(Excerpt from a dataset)
════
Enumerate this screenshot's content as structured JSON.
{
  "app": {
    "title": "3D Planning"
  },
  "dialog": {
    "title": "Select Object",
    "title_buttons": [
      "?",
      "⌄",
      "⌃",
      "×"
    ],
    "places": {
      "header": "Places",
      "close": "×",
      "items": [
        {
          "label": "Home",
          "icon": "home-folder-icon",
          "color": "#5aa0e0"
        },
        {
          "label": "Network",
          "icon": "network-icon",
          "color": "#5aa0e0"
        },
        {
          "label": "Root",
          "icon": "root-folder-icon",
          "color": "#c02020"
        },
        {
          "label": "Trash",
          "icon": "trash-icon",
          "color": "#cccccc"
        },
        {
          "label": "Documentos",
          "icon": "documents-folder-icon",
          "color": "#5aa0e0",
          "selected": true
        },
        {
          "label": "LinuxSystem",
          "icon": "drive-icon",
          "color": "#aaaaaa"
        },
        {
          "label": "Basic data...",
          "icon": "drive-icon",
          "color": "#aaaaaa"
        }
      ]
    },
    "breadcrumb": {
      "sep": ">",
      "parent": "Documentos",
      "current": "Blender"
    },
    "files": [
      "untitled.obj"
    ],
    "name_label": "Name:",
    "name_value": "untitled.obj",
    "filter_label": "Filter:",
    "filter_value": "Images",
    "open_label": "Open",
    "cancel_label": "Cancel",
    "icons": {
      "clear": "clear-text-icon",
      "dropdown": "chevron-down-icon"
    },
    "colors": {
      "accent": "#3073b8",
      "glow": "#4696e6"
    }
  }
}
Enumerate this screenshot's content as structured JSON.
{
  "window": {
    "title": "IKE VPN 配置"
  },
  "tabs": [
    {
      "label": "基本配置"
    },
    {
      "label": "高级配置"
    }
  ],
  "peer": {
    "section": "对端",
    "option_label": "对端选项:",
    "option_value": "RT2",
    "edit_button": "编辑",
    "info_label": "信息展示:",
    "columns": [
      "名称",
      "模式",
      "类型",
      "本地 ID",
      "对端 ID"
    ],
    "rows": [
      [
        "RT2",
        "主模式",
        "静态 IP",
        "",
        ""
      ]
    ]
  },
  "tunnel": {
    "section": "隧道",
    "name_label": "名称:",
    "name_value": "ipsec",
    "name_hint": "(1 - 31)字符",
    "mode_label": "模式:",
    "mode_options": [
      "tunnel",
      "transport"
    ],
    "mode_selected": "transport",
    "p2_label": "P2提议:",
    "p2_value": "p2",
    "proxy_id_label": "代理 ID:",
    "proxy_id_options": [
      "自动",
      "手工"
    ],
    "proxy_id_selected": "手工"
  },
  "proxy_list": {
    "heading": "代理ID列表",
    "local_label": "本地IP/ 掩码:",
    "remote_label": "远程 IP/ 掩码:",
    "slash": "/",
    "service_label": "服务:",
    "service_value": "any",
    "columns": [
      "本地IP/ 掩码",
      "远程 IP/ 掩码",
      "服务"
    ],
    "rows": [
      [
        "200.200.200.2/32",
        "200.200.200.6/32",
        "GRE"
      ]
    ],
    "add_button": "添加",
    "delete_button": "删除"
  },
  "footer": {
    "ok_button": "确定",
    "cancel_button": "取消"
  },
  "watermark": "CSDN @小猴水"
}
════
▶ **TASK STATEMENT**: Extract the listing in its entirety and repeat it exactly.

▶ **WRITTEN ANSWER**:
Enumerate this screenshot's content as structured JSON.
{
  "app": {
    "title": "3D Planning"
  },
  "dialog": {
    "title": "Select Object",
    "title_buttons": [
      "?",
      "⌄",
      "⌃",
      "×"
    ],
    "places": {
      "header": "Places",
      "close": "×",
      "items": [
        {
          "label": "Home",
          "icon": "home-folder-icon",
          "color": "#5aa0e0"
        },
        {
          "label": "Network",
          "icon": "network-icon",
          "color": "#5aa0e0"
        },
        {
          "label": "Root",
          "icon": "root-folder-icon",
          "color": "#c02020"
        },
        {
          "label": "Trash",
          "icon": "trash-icon",
          "color": "#cccccc"
        },
        {
          "label": "Documentos",
          "icon": "documents-folder-icon",
          "color": "#5aa0e0",
          "selected": true
        },
        {
          "label": "LinuxSystem",
          "icon": "drive-icon",
          "color": "#aaaaaa"
        },
        {
          "label": "Basic data...",
          "icon": "drive-icon",
          "color": "#aaaaaa"
        }
      ]
    },
    "breadcrumb": {
      "sep": ">",
      "parent": "Documentos",
      "current": "Blender"
    },
    "files": [
      "untitled.obj"
    ],
    "name_label": "Name:",
    "name_value": "untitled.obj",
    "filter_label": "Filter:",
    "filter_value": "Images",
    "open_label": "Open",
    "cancel_label": "Cancel",
    "icons": {
      "clear": "clear-text-icon",
      "dropdown": "chevron-down-icon"
    },
    "colors": {
      "accent": "#3073b8",
      "glow": "#4696e6"
    }
  }
}
Enumerate this screenshot's content as structured JSON.
{
  "window": {
    "title": "IKE VPN 配置"
  },
  "tabs": [
    {
      "label": "基本配置"
    },
    {
      "label": "高级配置"
    }
  ],
  "peer": {
    "section": "对端",
    "option_label": "对端选项:",
    "option_value": "RT2",
    "edit_button": "编辑",
    "info_label": "信息展示:",
    "columns": [
      "名称",
      "模式",
      "类型",
      "本地 ID",
      "对端 ID"
    ],
    "rows": [
      [
        "RT2",
        "主模式",
        "静态 IP",
        "",
        ""
      ]
    ]
  },
  "tunnel": {
    "section": "隧道",
    "name_label": "名称:",
    "name_value": "ipsec",
    "name_hint": "(1 - 31)字符",
    "mode_label": "模式:",
    "mode_options": [
      "tunnel",
      "transport"
    ],
    "mode_selected": "transport",
    "p2_label": "P2提议:",
    "p2_value": "p2",
    "proxy_id_label": "代理 ID:",
    "proxy_id_options": [
      "自动",
      "手工"
    ],
    "proxy_id_selected": "手工"
  },
  "proxy_list": {
    "heading": "代理ID列表",
    "local_label": "本地IP/ 掩码:",
    "remote_label": "远程 IP/ 掩码:",
    "slash": "/",
    "service_label": "服务:",
    "service_value": "any",
    "columns": [
      "本地IP/ 掩码",
      "远程 IP/ 掩码",
      "服务"
    ],
    "rows": [
      [
        "200.200.200.2/32",
        "200.200.200.6/32",
        "GRE"
      ]
    ],
    "add_button": "添加",
    "delete_button": "删除"
  },
  "footer": {
    "ok_button": "确定",
    "cancel_button": "取消"
  },
  "watermark": "CSDN @小猴水"
}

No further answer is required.